Task directions ::
Copy these lines exactly as they appear, leaving out the pictures.
=== Stored rows ===
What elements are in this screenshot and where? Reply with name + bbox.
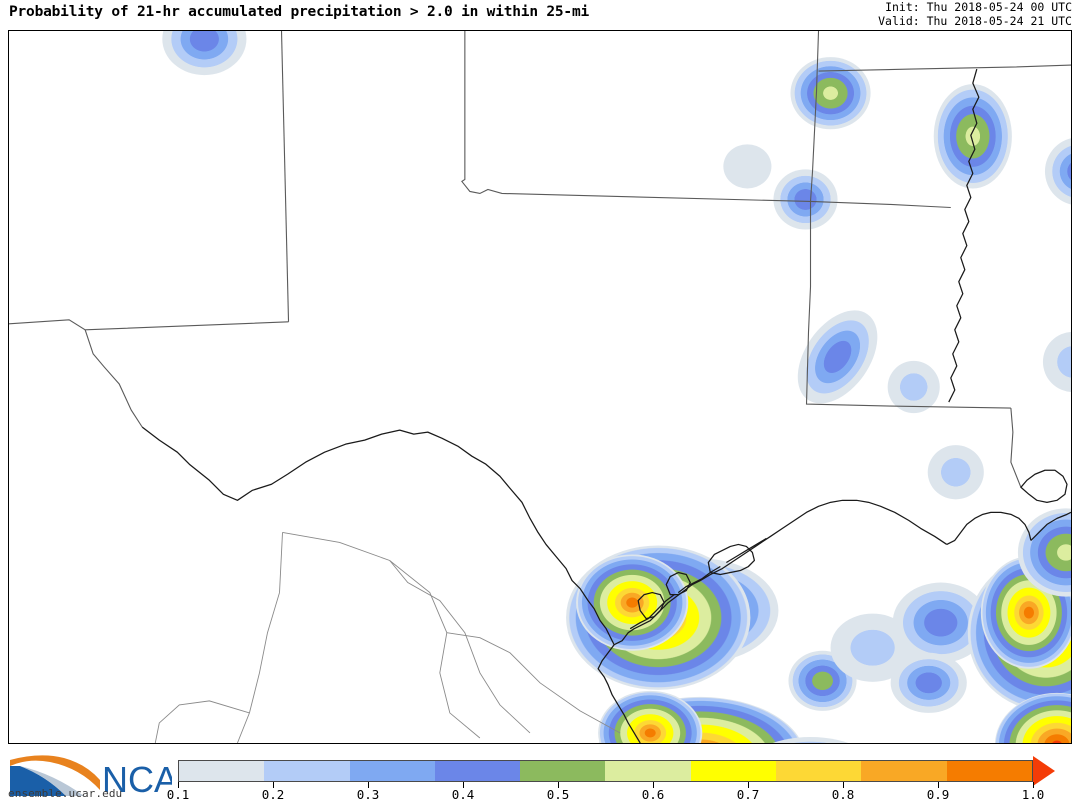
colorbar-tick-label: 0.4	[451, 787, 475, 802]
contour-blob	[790, 57, 871, 130]
colorbar-tick	[938, 782, 939, 788]
colorbar-band-0.8	[776, 761, 862, 781]
geography-layer	[9, 31, 1071, 743]
contour-blob	[723, 144, 772, 189]
colorbar-tick-labels: 0.1 0.2 0.3 0.4 0.5 0.6 0.7 0.8 0.9 1.0	[167, 787, 1045, 805]
colorbar[interactable]: 0.1 0.2 0.3 0.4 0.5 0.6 0.7 0.8 0.9 1.0	[167, 754, 1066, 806]
contour-blob	[994, 692, 1071, 743]
logo-gray-shape	[20, 766, 84, 796]
contour-blob	[890, 652, 967, 713]
state-border-ok-ar-east	[810, 200, 951, 209]
colorbar-tick	[843, 782, 844, 788]
colorbar-bands[interactable]	[178, 760, 1033, 782]
mexico-state-border-3	[389, 560, 531, 734]
logo-url-text: ensemble.ucar.edu	[8, 787, 123, 800]
louisiana-delta-coastline	[1030, 511, 1071, 541]
matagorda-island	[677, 565, 721, 594]
state-border-ks-ok	[818, 64, 1071, 72]
footer-bar: NCAR ensemble.ucar.edu 0.10.20.30.40.50.…	[0, 746, 1080, 810]
colorbar-tick-label: 0.7	[736, 787, 760, 802]
contour-blob	[162, 31, 247, 76]
colorbar-tick	[368, 782, 369, 788]
state-border-tx-west	[84, 329, 143, 428]
matagorda-bay	[665, 571, 691, 596]
state-border-nm-tx	[280, 31, 290, 322]
contour-blob	[927, 445, 984, 500]
colorbar-tick	[1033, 782, 1034, 788]
contour-blob	[773, 169, 838, 230]
colorbar-overflow-arrow	[1033, 755, 1055, 786]
logo-orange-swoosh	[10, 755, 100, 790]
galveston-island	[726, 537, 767, 564]
colorbar-tick-label: 0.2	[261, 787, 285, 802]
colorbar-band-0.1	[179, 761, 265, 781]
state-border-ok-ar	[809, 31, 820, 202]
rio-grande-border	[141, 426, 641, 743]
colorbar-tick	[462, 782, 464, 788]
mexico-state-border-4	[154, 700, 250, 743]
colorbar-band-0.3	[349, 761, 435, 781]
colorbar-tick	[178, 782, 179, 788]
valid-time-label: Valid: Thu 2018-05-24 21 UTC	[878, 13, 1072, 28]
coastline-layer	[141, 68, 1071, 743]
mexico-state-border-2	[282, 531, 481, 739]
header-bar: Probability of 21-hr accumulated precipi…	[0, 0, 1080, 30]
colorbar-ticks	[178, 782, 1034, 788]
logo-wordmark: NCAR	[102, 759, 172, 800]
forecast-timestamps: Init: Thu 2018-05-24 00 UTC Valid: Thu 2…	[878, 0, 1072, 28]
colorbar-tick-label: 0.8	[831, 787, 855, 802]
contour-blob	[797, 310, 878, 404]
colorbar-tick-label: 1.0	[1021, 787, 1045, 802]
contour-blob	[576, 554, 689, 651]
colorbar-band-0.7	[690, 761, 777, 781]
mexico-state-border-5	[446, 632, 621, 734]
colorbar-band-1	[946, 761, 1032, 781]
probability-contour-layer	[162, 31, 1071, 743]
colorbar-tick-label: 0.5	[546, 787, 570, 802]
lake-pontchartrain	[1020, 469, 1068, 503]
colorbar-tick-label: 0.1	[166, 787, 190, 802]
contour-blob	[1044, 138, 1071, 205]
state-border-nm-south	[9, 319, 289, 331]
colorbar-tick-label: 0.6	[641, 787, 665, 802]
colorbar-band-0.6	[605, 761, 691, 781]
mississippi-river	[948, 68, 980, 403]
corpus-christi-bay	[637, 591, 665, 620]
colorbar-tick-label: 0.3	[356, 787, 380, 802]
contour-blob	[933, 84, 1012, 189]
logo-blue-shape	[10, 766, 66, 796]
colorbar-band-0.5	[520, 761, 606, 781]
colorbar-band-0.2	[264, 761, 350, 781]
state-border-ar-la	[805, 201, 1011, 409]
contour-blob	[1017, 508, 1071, 597]
texas-gulf-coastline	[613, 499, 948, 646]
contour-blob	[598, 690, 703, 743]
louisiana-west-coastline	[946, 511, 1032, 546]
state-border-la-ms	[1010, 408, 1022, 488]
colorbar-band-0.4	[434, 761, 521, 781]
colorbar-band-0.9	[861, 761, 947, 781]
contour-blob	[1042, 331, 1071, 392]
probability-contour-map	[9, 31, 1071, 743]
init-time-label: Init: Thu 2018-05-24 00 UTC	[885, 0, 1072, 14]
page-title: Probability of 21-hr accumulated precipi…	[9, 4, 590, 20]
padre-island	[629, 594, 675, 630]
contour-blob	[887, 360, 940, 414]
colorbar-tick	[558, 782, 559, 788]
state-border-ok-tx	[461, 31, 811, 203]
ncar-logo[interactable]: NCAR	[6, 750, 172, 806]
mexico-state-border-1	[237, 532, 283, 743]
galveston-bay	[707, 543, 756, 576]
colorbar-tick	[747, 782, 749, 788]
colorbar-tick-label: 0.9	[926, 787, 950, 802]
contour-blob	[892, 582, 989, 663]
contour-blob	[772, 736, 849, 743]
colorbar-tick	[273, 782, 274, 788]
forecast-map-panel[interactable]	[8, 30, 1072, 744]
colorbar-tick	[653, 782, 654, 788]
===
Result of the exercise ::
What elements are in this screenshot and where? Reply with name + bbox.
colorbar-tick-label: 0.4	[451, 787, 475, 802]
contour-blob	[790, 57, 871, 130]
colorbar-tick	[938, 782, 939, 788]
colorbar-band-0.8	[776, 761, 862, 781]
geography-layer	[9, 31, 1071, 743]
contour-blob	[723, 144, 772, 189]
colorbar-tick-labels: 0.1 0.2 0.3 0.4 0.5 0.6 0.7 0.8 0.9 1.0	[167, 787, 1045, 805]
colorbar[interactable]: 0.1 0.2 0.3 0.4 0.5 0.6 0.7 0.8 0.9 1.0	[167, 754, 1066, 806]
contour-blob	[994, 692, 1071, 743]
logo-gray-shape	[20, 766, 84, 796]
contour-blob	[890, 652, 967, 713]
state-border-ok-ar-east	[810, 200, 951, 209]
colorbar-tick	[843, 782, 844, 788]
colorbar-bands[interactable]	[178, 760, 1033, 782]
mexico-state-border-3	[389, 560, 531, 734]
logo-url-text: ensemble.ucar.edu	[8, 787, 123, 800]
louisiana-delta-coastline	[1030, 511, 1071, 541]
matagorda-island	[677, 565, 721, 594]
state-border-ks-ok	[818, 64, 1071, 72]
footer-bar: NCAR ensemble.ucar.edu 0.10.20.30.40.50.…	[0, 746, 1080, 810]
colorbar-tick-label: 0.7	[736, 787, 760, 802]
contour-blob	[162, 31, 247, 76]
colorbar-tick	[368, 782, 369, 788]
state-border-tx-west	[84, 329, 143, 428]
matagorda-bay	[665, 571, 691, 596]
state-border-nm-tx	[280, 31, 290, 322]
contour-blob	[927, 445, 984, 500]
colorbar-tick	[1033, 782, 1034, 788]
contour-blob	[773, 169, 838, 230]
colorbar-overflow-arrow	[1033, 755, 1055, 786]
logo-orange-swoosh	[10, 755, 100, 790]
galveston-island	[726, 537, 767, 564]
colorbar-tick-label: 0.2	[261, 787, 285, 802]
colorbar-band-0.1	[179, 761, 265, 781]
state-border-ok-ar	[809, 31, 820, 202]
rio-grande-border	[141, 426, 641, 743]
colorbar-tick	[462, 782, 464, 788]
mexico-state-border-4	[154, 700, 250, 743]
colorbar-band-0.3	[349, 761, 435, 781]
colorbar-tick	[178, 782, 179, 788]
valid-time-label: Valid: Thu 2018-05-24 21 UTC	[878, 13, 1072, 28]
coastline-layer	[141, 68, 1071, 743]
mexico-state-border-2	[282, 531, 481, 739]
header-bar: Probability of 21-hr accumulated precipi…	[0, 0, 1080, 30]
colorbar-ticks	[178, 782, 1034, 788]
logo-wordmark: NCAR	[102, 759, 172, 800]
forecast-timestamps: Init: Thu 2018-05-24 00 UTC Valid: Thu 2…	[878, 0, 1072, 28]
colorbar-tick-label: 0.8	[831, 787, 855, 802]
contour-blob	[797, 310, 878, 404]
colorbar-tick-label: 1.0	[1021, 787, 1045, 802]
contour-blob	[576, 554, 689, 651]
colorbar-band-0.7	[690, 761, 777, 781]
mexico-state-border-5	[446, 632, 621, 734]
colorbar-band-1	[946, 761, 1032, 781]
probability-contour-layer	[162, 31, 1071, 743]
colorbar-tick-label: 0.5	[546, 787, 570, 802]
lake-pontchartrain	[1020, 469, 1068, 503]
colorbar-tick-label: 0.1	[166, 787, 190, 802]
contour-blob	[1044, 138, 1071, 205]
state-border-nm-south	[9, 319, 289, 331]
colorbar-tick-label: 0.6	[641, 787, 665, 802]
colorbar-band-0.6	[605, 761, 691, 781]
mississippi-river	[948, 68, 980, 403]
corpus-christi-bay	[637, 591, 665, 620]
colorbar-tick-label: 0.3	[356, 787, 380, 802]
contour-blob	[933, 84, 1012, 189]
logo-blue-shape	[10, 766, 66, 796]
colorbar-band-0.5	[520, 761, 606, 781]
colorbar-band-0.2	[264, 761, 350, 781]
state-border-ar-la	[805, 201, 1011, 409]
contour-blob	[1017, 508, 1071, 597]
texas-gulf-coastline	[613, 499, 948, 646]
contour-blob	[598, 690, 703, 743]
louisiana-west-coastline	[946, 511, 1032, 546]
state-border-la-ms	[1010, 408, 1022, 488]
colorbar-band-0.4	[434, 761, 521, 781]
colorbar-band-0.9	[861, 761, 947, 781]
contour-blob	[1042, 331, 1071, 392]
probability-contour-map	[9, 31, 1071, 743]
init-time-label: Init: Thu 2018-05-24 00 UTC	[885, 0, 1072, 14]
page-title: Probability of 21-hr accumulated precipi…	[9, 4, 590, 20]
padre-island	[629, 594, 675, 630]
contour-blob	[887, 360, 940, 414]
colorbar-tick	[558, 782, 559, 788]
state-border-ok-tx	[461, 31, 811, 203]
ncar-logo[interactable]: NCAR	[6, 750, 172, 806]
mexico-state-border-1	[237, 532, 283, 743]
galveston-bay	[707, 543, 756, 576]
colorbar-tick	[747, 782, 749, 788]
colorbar-tick-label: 0.9	[926, 787, 950, 802]
contour-blob	[892, 582, 989, 663]
contour-blob	[772, 736, 849, 743]
colorbar-tick	[273, 782, 274, 788]
forecast-map-panel[interactable]	[8, 30, 1072, 744]
colorbar-tick	[653, 782, 654, 788]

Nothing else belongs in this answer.